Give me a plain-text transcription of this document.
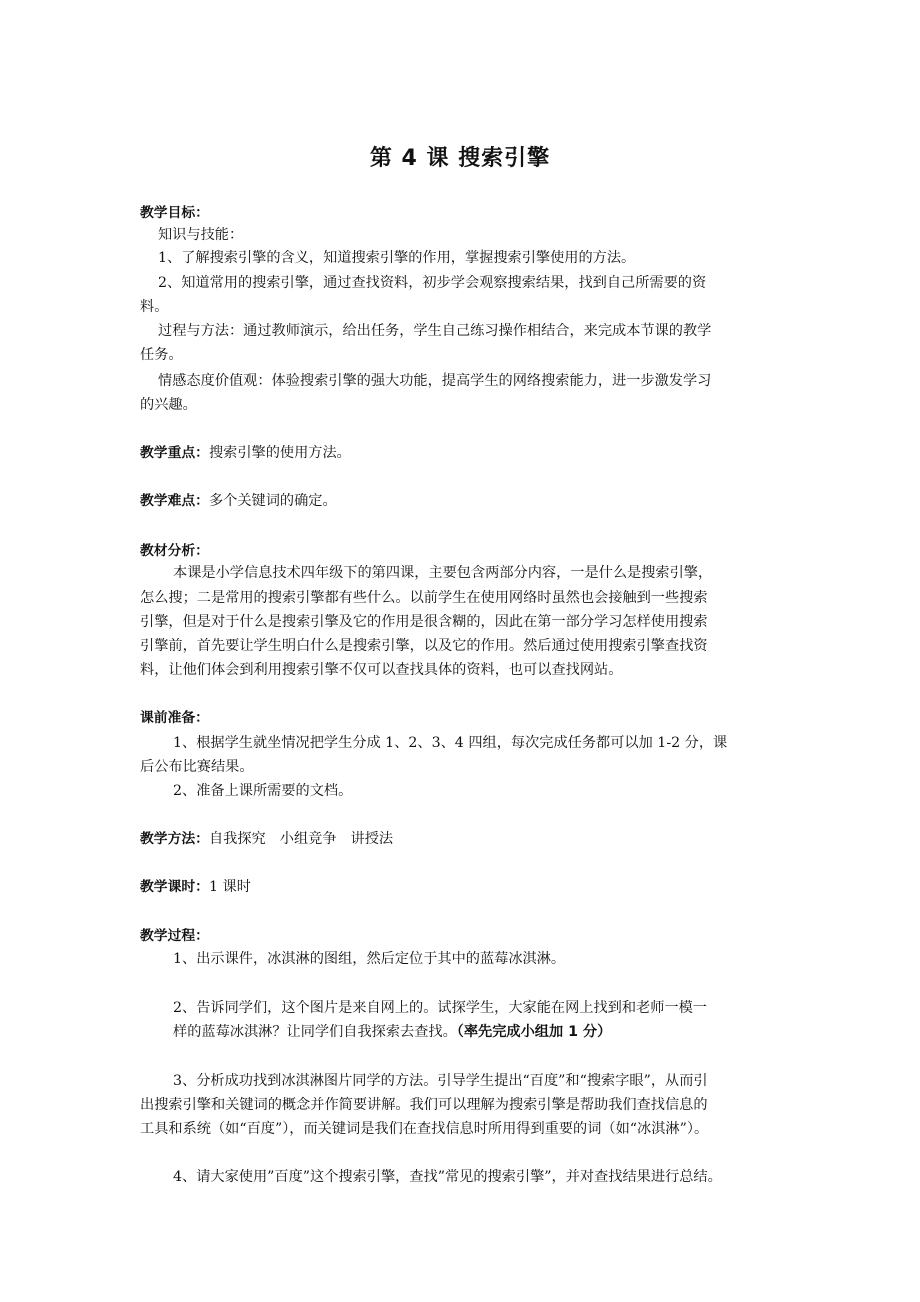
第 4 课 搜索引擎
教学目标：
知识与技能：
1、了解搜索引擎的含义，知道搜索引擎的作用，掌握搜索引擎使用的方法。
2、知道常用的搜索引擎，通过查找资料，初步学会观察搜索结果，找到自己所需要的资
料。
过程与方法：通过教师演示，给出任务，学生自己练习操作相结合，来完成本节课的教学
任务。
情感态度价值观：体验搜索引擎的强大功能，提高学生的网络搜索能力，进一步激发学习
的兴趣。
教学重点：搜索引擎的使用方法。
教学难点：多个关键词的确定。
教材分析：
本课是小学信息技术四年级下的第四课，主要包含两部分内容，一是什么是搜索引擎，
怎么搜；二是常用的搜索引擎都有些什么。以前学生在使用网络时虽然也会接触到一些搜索
引擎，但是对于什么是搜索引擎及它的作用是很含糊的，因此在第一部分学习怎样使用搜索
引擎前，首先要让学生明白什么是搜索引擎，以及它的作用。然后通过使用搜索引擎查找资
料，让他们体会到利用搜索引擎不仅可以查找具体的资料，也可以查找网站。
课前准备：
1、根据学生就坐情况把学生分成 1、2、3、4 四组，每次完成任务都可以加 1-2 分，课
后公布比赛结果。
2、准备上课所需要的文档。
教学方法：自我探究 小组竞争 讲授法
教学课时：1 课时
教学过程：
1、出示课件，冰淇淋的图组，然后定位于其中的蓝莓冰淇淋。
2、告诉同学们，这个图片是来自网上的。试探学生，大家能在网上找到和老师一模一
样的蓝莓冰淇淋？让同学们自我探索去查找。（率先完成小组加 1 分）
3、分析成功找到冰淇淋图片同学的方法。引导学生提出“百度”和“搜索字眼”，从而引
出搜索引擎和关键词的概念并作简要讲解。我们可以理解为搜索引擎是帮助我们查找信息的
工具和系统（如“百度”），而关键词是我们在查找信息时所用得到重要的词（如“冰淇淋”）。
4、请大家使用”百度”这个搜索引擎，查找”常见的搜索引擎”，并对查找结果进行总结。
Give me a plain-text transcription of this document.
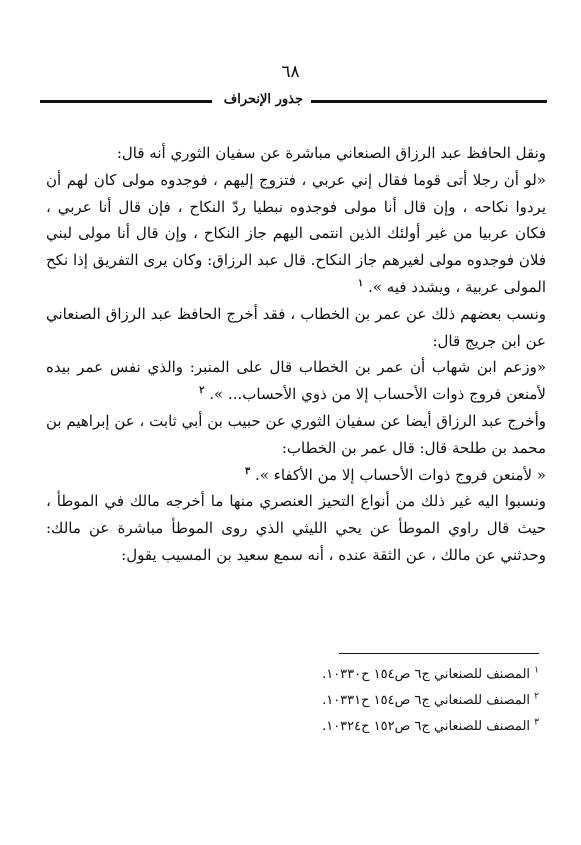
٦٨
جذور الإنحراف

ونقل الحافظ عبد الرزاق الصنعاني مباشرة عن سفيان الثوري أنه قال:

«لو أن رجلا أتى قوما فقال إني عربي ، فتزوج إليهم ، فوجدوه مولى كان لهم أن يردوا نكاحه ، وإن قال أنا مولى فوجدوه نبطيا ردّ النكاح ، فإن قال أنا عربي ، فكان عربيا من غير أولئك الذين انتمى اليهم جاز النكاح ، وإن قال أنا مولى لبني فلان فوجدوه مولى لغيرهم جاز النكاح. قال عبد الرزاق: وكان يرى التفريق إذا نكح المولى عربية ، ويشدد فيه ». $^١$

ونسب بعضهم ذلك عن عمر بن الخطاب ، فقد أخرج الحافظ عبد الرزاق الصنعاني عن ابن جريج قال:

«وزعم ابن شهاب أن عمر بن الخطاب قال على المنبر: والذي نفس عمر بيده لأمنعن فروج ذوات الأحساب إلا من ذوي الأحساب... ». $^٢$

وأخرج عبد الرزاق أيضا عن سفيان الثوري عن حبيب بن أبي ثابت ، عن إبراهيم بن محمد بن طلحة قال: قال عمر بن الخطاب:

« لأمنعن فروج ذوات الأحساب إلا من الأكفاء ». $^٣$

ونسبوا اليه غير ذلك من أنواع التحيز العنصري منها ما أخرجه مالك في الموطأ ، حيث قال راوي الموطأ عن يحي الليثي الذي روى الموطأ مباشرة عن مالك: وحدثني عن مالك ، عن الثقة عنده ، أنه سمع سعيد بن المسيب يقول:

$^١$ المصنف للصنعاني ج٦ ص١٥٤ ح١٠٣٣٠.

$^٢$ المصنف للصنعاني ج٦ ص١٥٤ ح١٠٣٣١.

$^٣$ المصنف للصنعاني ج٦ ص١٥٢ ح١٠٣٢٤.
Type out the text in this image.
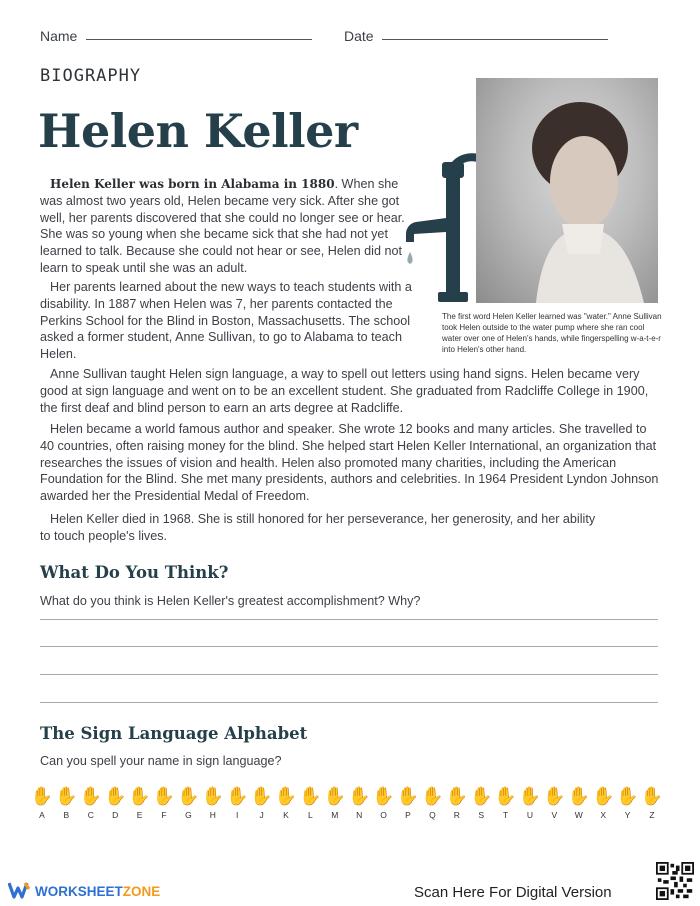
Name	Date
BIOGRAPHY
Helen Keller

Helen Keller was born in Alabama in 1880. When she was almost two years old, Helen became very sick. After she got well, her parents discovered that she could no longer see or hear. She was so young when she became sick that she had not yet learned to talk. Because she could not hear or see, Helen did not learn to speak until she was an adult.

Her parents learned about the new ways to teach students with a disability. In 1887 when Helen was 7, her parents contacted the Perkins School for the Blind in Boston, Massachusetts. The school asked a former student, Anne Sullivan, to go to Alabama to teach Helen.

The first word Helen Keller learned was "water." Anne Sullivan took Helen outside to the water pump where she ran cool water over one of Helen's hands, while fingerspelling w-a-t-e-r into Helen's other hand.

Anne Sullivan taught Helen sign language, a way to spell out letters using hand signs. Helen became very good at sign language and went on to be an excellent student. She graduated from Radcliffe College in 1900, the first deaf and blind person to earn an arts degree at Radcliffe.

Helen became a world famous author and speaker. She wrote 12 books and many articles. She travelled to 40 countries, often raising money for the blind. She helped start Helen Keller International, an organization that researches the issues of vision and health. Helen also promoted many charities, including the American Foundation for the Blind. She met many presidents, authors and celebrities. In 1964 President Lyndon Johnson awarded her the Presidential Medal of Freedom.

Helen Keller died in 1968. She is still honored for her perseverance, her generosity, and her ability to touch people's lives.

What Do You Think?
What do you think is Helen Keller's greatest accomplishment? Why?
The Sign Language Alphabet
Can you spell your name in sign language?
✋
A
✋
B
✋
C
✋
D
✋
E
✋
F
✋
G
✋
H
✋
I
✋
J
✋
K
✋
L
✋
M
✋
N
✋
O
✋
P
✋
Q
✋
R
✋
S
✋
T
✋
U
✋
V
✋
W
✋
X
✋
Y
✋
Z
WORKSHEETZONE	Scan Here For Digital Version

What is expected - Copy the records word for word, leaving no picture in the copy.

Result of the exercise -
Give me a plain-text transcription of this document.
第 4 课 搜索引擎
教学目标：
知识与技能：
1、了解搜索引擎的含义，知道搜索引擎的作用，掌握搜索引擎使用的方法。
2、知道常用的搜索引擎，通过查找资料，初步学会观察搜索结果，找到自己所需要的资
料。
过程与方法：通过教师演示，给出任务，学生自己练习操作相结合，来完成本节课的教学
任务。
情感态度价值观：体验搜索引擎的强大功能，提高学生的网络搜索能力，进一步激发学习
的兴趣。
教学重点：搜索引擎的使用方法。
教学难点：多个关键词的确定。
教材分析：
本课是小学信息技术四年级下的第四课，主要包含两部分内容，一是什么是搜索引擎，
怎么搜；二是常用的搜索引擎都有些什么。以前学生在使用网络时虽然也会接触到一些搜索
引擎，但是对于什么是搜索引擎及它的作用是很含糊的，因此在第一部分学习怎样使用搜索
引擎前，首先要让学生明白什么是搜索引擎，以及它的作用。然后通过使用搜索引擎查找资
料，让他们体会到利用搜索引擎不仅可以查找具体的资料，也可以查找网站。
课前准备：
1、根据学生就坐情况把学生分成 1、2、3、4 四组，每次完成任务都可以加 1-2 分，课
后公布比赛结果。
2、准备上课所需要的文档。
教学方法：自我探究 小组竞争 讲授法
教学课时：1 课时
教学过程：
1、出示课件，冰淇淋的图组，然后定位于其中的蓝莓冰淇淋。
2、告诉同学们，这个图片是来自网上的。试探学生，大家能在网上找到和老师一模一
样的蓝莓冰淇淋？让同学们自我探索去查找。（率先完成小组加 1 分）
3、分析成功找到冰淇淋图片同学的方法。引导学生提出“百度”和“搜索字眼”，从而引
出搜索引擎和关键词的概念并作简要讲解。我们可以理解为搜索引擎是帮助我们查找信息的
工具和系统（如“百度”），而关键词是我们在查找信息时所用得到重要的词（如“冰淇淋”）。
4、请大家使用”百度”这个搜索引擎，查找”常见的搜索引擎”，并对查找结果进行总结。
Give me a plain-text transcription of this document.
٦٨
جذور الإنحراف

ونقل الحافظ عبد الرزاق الصنعاني مباشرة عن سفيان الثوري أنه قال:

«لو أن رجلا أتى قوما فقال إني عربي ، فتزوج إليهم ، فوجدوه مولى كان لهم أن يردوا نكاحه ، وإن قال أنا مولى فوجدوه نبطيا ردّ النكاح ، فإن قال أنا عربي ، فكان عربيا من غير أولئك الذين انتمى اليهم جاز النكاح ، وإن قال أنا مولى لبني فلان فوجدوه مولى لغيرهم جاز النكاح. قال عبد الرزاق: وكان يرى التفريق إذا نكح المولى عربية ، ويشدد فيه ». $^١$

ونسب بعضهم ذلك عن عمر بن الخطاب ، فقد أخرج الحافظ عبد الرزاق الصنعاني عن ابن جريج قال:

«وزعم ابن شهاب أن عمر بن الخطاب قال على المنبر: والذي نفس عمر بيده لأمنعن فروج ذوات الأحساب إلا من ذوي الأحساب... ». $^٢$

وأخرج عبد الرزاق أيضا عن سفيان الثوري عن حبيب بن أبي ثابت ، عن إبراهيم بن محمد بن طلحة قال: قال عمر بن الخطاب:

« لأمنعن فروج ذوات الأحساب إلا من الأكفاء ». $^٣$

ونسبوا اليه غير ذلك من أنواع التحيز العنصري منها ما أخرجه مالك في الموطأ ، حيث قال راوي الموطأ عن يحي الليثي الذي روى الموطأ مباشرة عن مالك: وحدثني عن مالك ، عن الثقة عنده ، أنه سمع سعيد بن المسيب يقول:

$^١$ المصنف للصنعاني ج٦ ص١٥٤ ح١٠٣٣٠.

$^٢$ المصنف للصنعاني ج٦ ص١٥٤ ح١٠٣٣١.

$^٣$ المصنف للصنعاني ج٦ ص١٥٢ ح١٠٣٢٤.
Type out the text in this image.
Name	Date
BIOGRAPHY
Helen Keller

Helen Keller was born in Alabama in 1880. When she was almost two years old, Helen became very sick. After she got well, her parents discovered that she could no longer see or hear. She was so young when she became sick that she had not yet learned to talk. Because she could not hear or see, Helen did not learn to speak until she was an adult.

Her parents learned about the new ways to teach students with a disability. In 1887 when Helen was 7, her parents contacted the Perkins School for the Blind in Boston, Massachusetts. The school asked a former student, Anne Sullivan, to go to Alabama to teach Helen.

The first word Helen Keller learned was "water." Anne Sullivan took Helen outside to the water pump where she ran cool water over one of Helen's hands, while fingerspelling w-a-t-e-r into Helen's other hand.

Anne Sullivan taught Helen sign language, a way to spell out letters using hand signs. Helen became very good at sign language and went on to be an excellent student. She graduated from Radcliffe College in 1900, the first deaf and blind person to earn an arts degree at Radcliffe.

Helen became a world famous author and speaker. She wrote 12 books and many articles. She travelled to 40 countries, often raising money for the blind. She helped start Helen Keller International, an organization that researches the issues of vision and health. Helen also promoted many charities, including the American Foundation for the Blind. She met many presidents, authors and celebrities. In 1964 President Lyndon Johnson awarded her the Presidential Medal of Freedom.

Helen Keller died in 1968. She is still honored for her perseverance, her generosity, and her ability to touch people's lives.

What Do You Think?
What do you think is Helen Keller's greatest accomplishment? Why?
The Sign Language Alphabet
Can you spell your name in sign language?
✋
A
✋
B
✋
C
✋
D
✋
E
✋
F
✋
G
✋
H
✋
I
✋
J
✋
K
✋
L
✋
M
✋
N
✋
O
✋
P
✋
Q
✋
R
✋
S
✋
T
✋
U
✋
V
✋
W
✋
X
✋
Y
✋
Z
WORKSHEETZONE	Scan Here For Digital Version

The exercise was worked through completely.